## What you will do
Each line that holds the word "subtitle" is to be identified and copied.
--- Listing ---
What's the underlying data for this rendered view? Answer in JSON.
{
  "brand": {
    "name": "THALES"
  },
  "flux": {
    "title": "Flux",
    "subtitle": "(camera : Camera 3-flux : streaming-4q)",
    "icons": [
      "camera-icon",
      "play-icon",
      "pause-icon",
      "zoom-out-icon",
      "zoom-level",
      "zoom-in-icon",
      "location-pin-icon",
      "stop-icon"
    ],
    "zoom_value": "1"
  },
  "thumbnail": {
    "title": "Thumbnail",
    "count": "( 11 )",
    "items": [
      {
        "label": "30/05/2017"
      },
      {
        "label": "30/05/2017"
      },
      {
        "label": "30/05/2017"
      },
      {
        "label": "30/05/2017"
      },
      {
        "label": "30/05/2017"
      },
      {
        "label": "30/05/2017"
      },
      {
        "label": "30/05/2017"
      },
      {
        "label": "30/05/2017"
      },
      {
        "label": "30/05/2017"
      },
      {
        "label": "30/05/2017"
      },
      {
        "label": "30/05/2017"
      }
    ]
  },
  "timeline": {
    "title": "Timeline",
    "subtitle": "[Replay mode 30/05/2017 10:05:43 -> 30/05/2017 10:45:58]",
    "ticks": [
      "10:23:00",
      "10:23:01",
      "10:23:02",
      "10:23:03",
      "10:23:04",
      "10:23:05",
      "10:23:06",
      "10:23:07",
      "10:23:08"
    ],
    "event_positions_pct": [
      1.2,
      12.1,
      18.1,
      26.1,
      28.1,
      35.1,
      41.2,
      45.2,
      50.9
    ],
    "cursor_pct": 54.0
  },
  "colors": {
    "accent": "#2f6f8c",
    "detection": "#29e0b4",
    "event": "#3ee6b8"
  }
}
---
## Full response
    "subtitle": "(camera : Camera 3-flux : streaming-4q)",
    "subtitle": "[Replay mode 30/05/2017 10:05:43 -> 30/05/2017 10:45:58]",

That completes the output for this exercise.